Written request —
Omit images. Retype all entries verbatim.

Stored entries
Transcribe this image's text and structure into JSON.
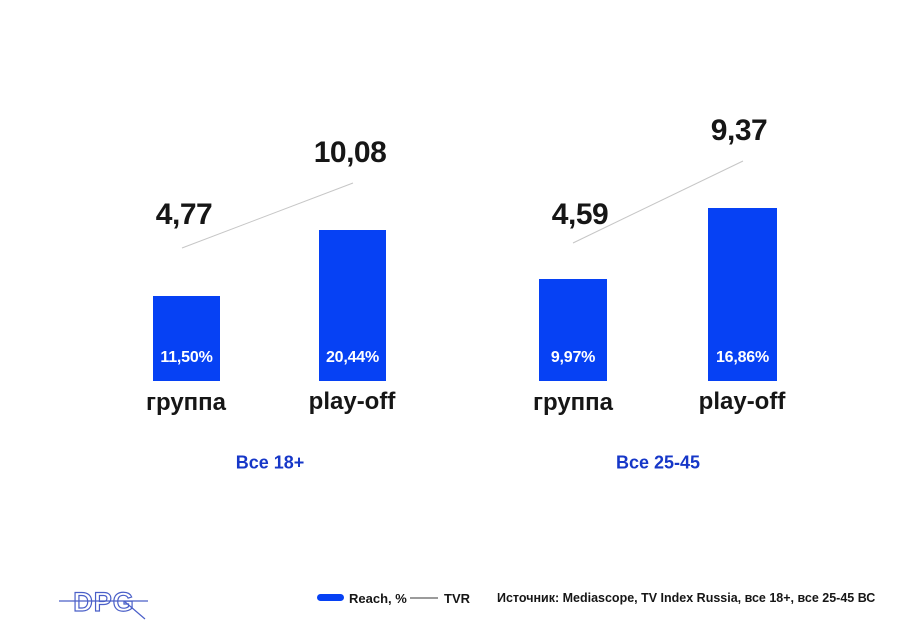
{
  "colors": {
    "bar_blue": "#0641F4",
    "audience_blue": "#1637C8",
    "text_black": "#161616",
    "tvr_line_gray": "#c6c6c6",
    "legend_line_gray": "#9b9b9b",
    "logo_blue": "#4a5fc8"
  },
  "chart_data": [
    {
      "type": "bar",
      "title": "Все 18+",
      "categories": [
        "группа",
        "play-off"
      ],
      "series": [
        {
          "name": "Reach, %",
          "values": [
            11.5,
            20.44
          ],
          "display": [
            "11,50%",
            "20,44%"
          ]
        },
        {
          "name": "TVR",
          "values": [
            4.77,
            10.08
          ],
          "display": [
            "4,77",
            "10,08"
          ]
        }
      ],
      "legend_position": "bottom",
      "grid": false,
      "axes_hidden": true
    },
    {
      "type": "bar",
      "title": "Все 25-45",
      "categories": [
        "группа",
        "play-off"
      ],
      "series": [
        {
          "name": "Reach, %",
          "values": [
            9.97,
            16.86
          ],
          "display": [
            "9,97%",
            "16,86%"
          ]
        },
        {
          "name": "TVR",
          "values": [
            4.59,
            9.37
          ],
          "display": [
            "4,59",
            "9,37"
          ]
        }
      ],
      "legend_position": "bottom",
      "grid": false,
      "axes_hidden": true
    }
  ],
  "legend": {
    "items": [
      {
        "label": "Reach, %",
        "swatch": "bar"
      },
      {
        "label": "TVR",
        "swatch": "line"
      }
    ]
  },
  "footer": {
    "source": "Источник: Mediascope, TV Index Russia, все 18+, все 25-45 ВС"
  },
  "brand": {
    "logo_text": "DPG"
  }
}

Solution —
Transcribe this image's text and structure into JSON.
{
  "colors": {
    "bar_blue": "#0641F4",
    "audience_blue": "#1637C8",
    "text_black": "#161616",
    "tvr_line_gray": "#c6c6c6",
    "legend_line_gray": "#9b9b9b",
    "logo_blue": "#4a5fc8"
  },
  "chart_data": [
    {
      "type": "bar",
      "title": "Все 18+",
      "categories": [
        "группа",
        "play-off"
      ],
      "series": [
        {
          "name": "Reach, %",
          "values": [
            11.5,
            20.44
          ],
          "display": [
            "11,50%",
            "20,44%"
          ]
        },
        {
          "name": "TVR",
          "values": [
            4.77,
            10.08
          ],
          "display": [
            "4,77",
            "10,08"
          ]
        }
      ],
      "legend_position": "bottom",
      "grid": false,
      "axes_hidden": true
    },
    {
      "type": "bar",
      "title": "Все 25-45",
      "categories": [
        "группа",
        "play-off"
      ],
      "series": [
        {
          "name": "Reach, %",
          "values": [
            9.97,
            16.86
          ],
          "display": [
            "9,97%",
            "16,86%"
          ]
        },
        {
          "name": "TVR",
          "values": [
            4.59,
            9.37
          ],
          "display": [
            "4,59",
            "9,37"
          ]
        }
      ],
      "legend_position": "bottom",
      "grid": false,
      "axes_hidden": true
    }
  ],
  "legend": {
    "items": [
      {
        "label": "Reach, %",
        "swatch": "bar"
      },
      {
        "label": "TVR",
        "swatch": "line"
      }
    ]
  },
  "footer": {
    "source": "Источник: Mediascope, TV Index Russia, все 18+, все 25-45 ВС"
  },
  "brand": {
    "logo_text": "DPG"
  }
}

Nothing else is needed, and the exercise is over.